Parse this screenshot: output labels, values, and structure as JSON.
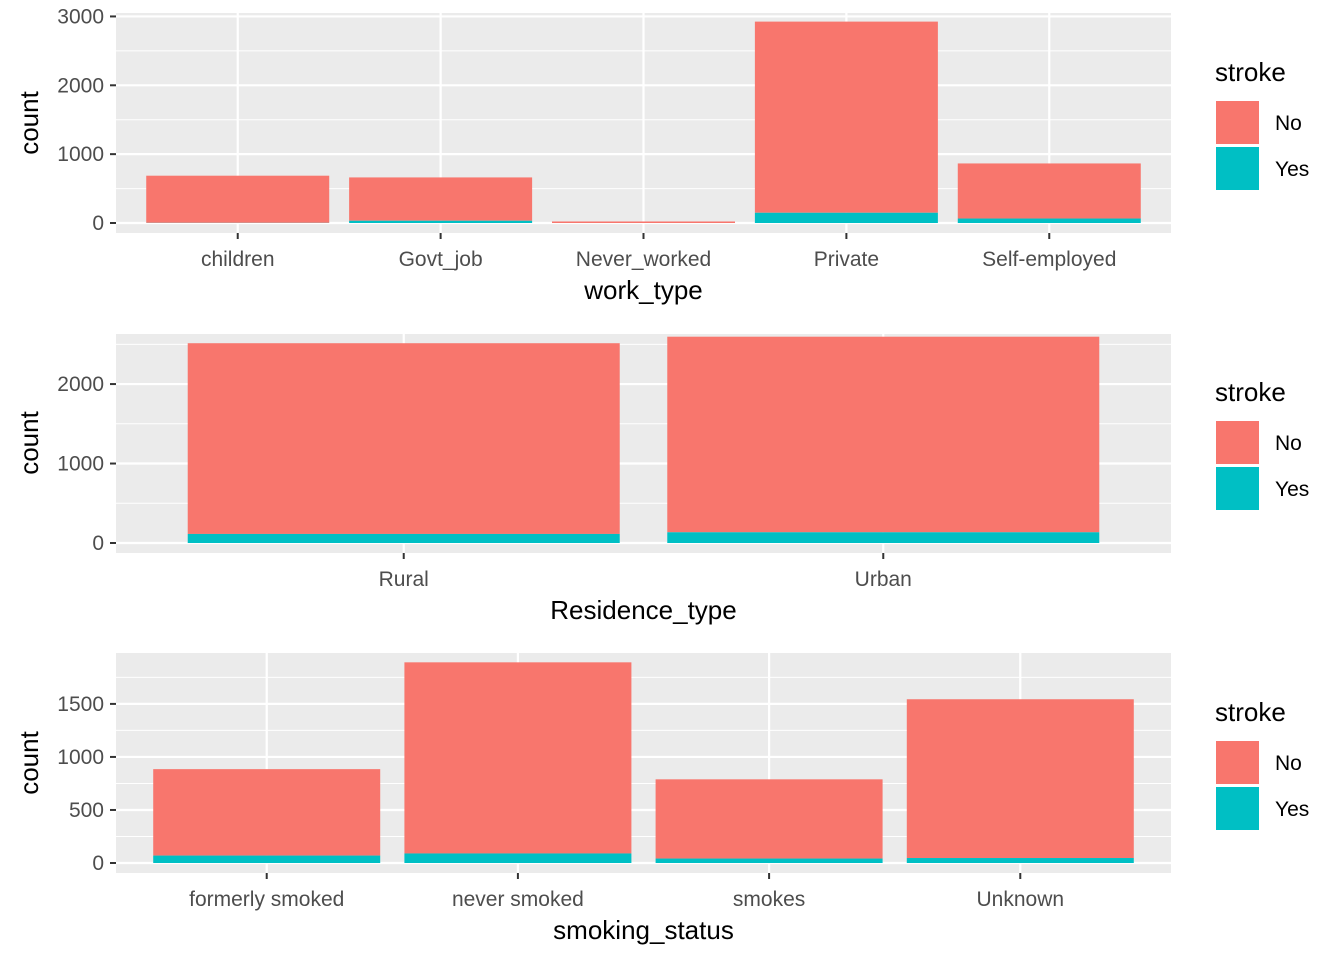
{
  "chart_data": [
    {
      "type": "bar",
      "stacked": true,
      "xlabel": "work_type",
      "ylabel": "count",
      "categories": [
        "children",
        "Govt_job",
        "Never_worked",
        "Private",
        "Self-employed"
      ],
      "series": [
        {
          "name": "No",
          "values": [
            685,
            629,
            22,
            2776,
            800
          ]
        },
        {
          "name": "Yes",
          "values": [
            2,
            33,
            0,
            149,
            65
          ]
        }
      ],
      "ylim": [
        0,
        3050
      ],
      "yticks": [
        0,
        1000,
        2000,
        3000
      ],
      "ytick_labels": [
        "0",
        "1000",
        "2000",
        "3000"
      ],
      "grid": true,
      "legend": {
        "title": "stroke",
        "placement": "right",
        "entries": [
          "No",
          "Yes"
        ]
      }
    },
    {
      "type": "bar",
      "stacked": true,
      "xlabel": "Residence_type",
      "ylabel": "count",
      "categories": [
        "Rural",
        "Urban"
      ],
      "series": [
        {
          "name": "No",
          "values": [
            2400,
            2461
          ]
        },
        {
          "name": "Yes",
          "values": [
            114,
            135
          ]
        }
      ],
      "ylim": [
        0,
        2630
      ],
      "yticks": [
        0,
        1000,
        2000
      ],
      "ytick_labels": [
        "0",
        "1000",
        "2000"
      ],
      "grid": true,
      "legend": {
        "title": "stroke",
        "placement": "right",
        "entries": [
          "No",
          "Yes"
        ]
      }
    },
    {
      "type": "bar",
      "stacked": true,
      "xlabel": "smoking_status",
      "ylabel": "count",
      "categories": [
        "formerly smoked",
        "never smoked",
        "smokes",
        "Unknown"
      ],
      "series": [
        {
          "name": "No",
          "values": [
            815,
            1802,
            747,
            1497
          ]
        },
        {
          "name": "Yes",
          "values": [
            70,
            90,
            42,
            47
          ]
        }
      ],
      "ylim": [
        0,
        1980
      ],
      "yticks": [
        0,
        500,
        1000,
        1500
      ],
      "ytick_labels": [
        "0",
        "500",
        "1000",
        "1500"
      ],
      "grid": true,
      "legend": {
        "title": "stroke",
        "placement": "right",
        "entries": [
          "No",
          "Yes"
        ]
      }
    }
  ],
  "colors": {
    "No": "#F8766D",
    "Yes": "#00BFC4",
    "panel_background": "#EBEBEB",
    "grid": "#FFFFFF"
  }
}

------------------------

STATED EXERCISE -> Repeat every record above exactly, but leave out any pictures.

ANSWER ->
Parse this screenshot: output labels, values, and structure as JSON.
{
  "chart_data": [
    {
      "type": "bar",
      "stacked": true,
      "xlabel": "work_type",
      "ylabel": "count",
      "categories": [
        "children",
        "Govt_job",
        "Never_worked",
        "Private",
        "Self-employed"
      ],
      "series": [
        {
          "name": "No",
          "values": [
            685,
            629,
            22,
            2776,
            800
          ]
        },
        {
          "name": "Yes",
          "values": [
            2,
            33,
            0,
            149,
            65
          ]
        }
      ],
      "ylim": [
        0,
        3050
      ],
      "yticks": [
        0,
        1000,
        2000,
        3000
      ],
      "ytick_labels": [
        "0",
        "1000",
        "2000",
        "3000"
      ],
      "grid": true,
      "legend": {
        "title": "stroke",
        "placement": "right",
        "entries": [
          "No",
          "Yes"
        ]
      }
    },
    {
      "type": "bar",
      "stacked": true,
      "xlabel": "Residence_type",
      "ylabel": "count",
      "categories": [
        "Rural",
        "Urban"
      ],
      "series": [
        {
          "name": "No",
          "values": [
            2400,
            2461
          ]
        },
        {
          "name": "Yes",
          "values": [
            114,
            135
          ]
        }
      ],
      "ylim": [
        0,
        2630
      ],
      "yticks": [
        0,
        1000,
        2000
      ],
      "ytick_labels": [
        "0",
        "1000",
        "2000"
      ],
      "grid": true,
      "legend": {
        "title": "stroke",
        "placement": "right",
        "entries": [
          "No",
          "Yes"
        ]
      }
    },
    {
      "type": "bar",
      "stacked": true,
      "xlabel": "smoking_status",
      "ylabel": "count",
      "categories": [
        "formerly smoked",
        "never smoked",
        "smokes",
        "Unknown"
      ],
      "series": [
        {
          "name": "No",
          "values": [
            815,
            1802,
            747,
            1497
          ]
        },
        {
          "name": "Yes",
          "values": [
            70,
            90,
            42,
            47
          ]
        }
      ],
      "ylim": [
        0,
        1980
      ],
      "yticks": [
        0,
        500,
        1000,
        1500
      ],
      "ytick_labels": [
        "0",
        "500",
        "1000",
        "1500"
      ],
      "grid": true,
      "legend": {
        "title": "stroke",
        "placement": "right",
        "entries": [
          "No",
          "Yes"
        ]
      }
    }
  ],
  "colors": {
    "No": "#F8766D",
    "Yes": "#00BFC4",
    "panel_background": "#EBEBEB",
    "grid": "#FFFFFF"
  }
}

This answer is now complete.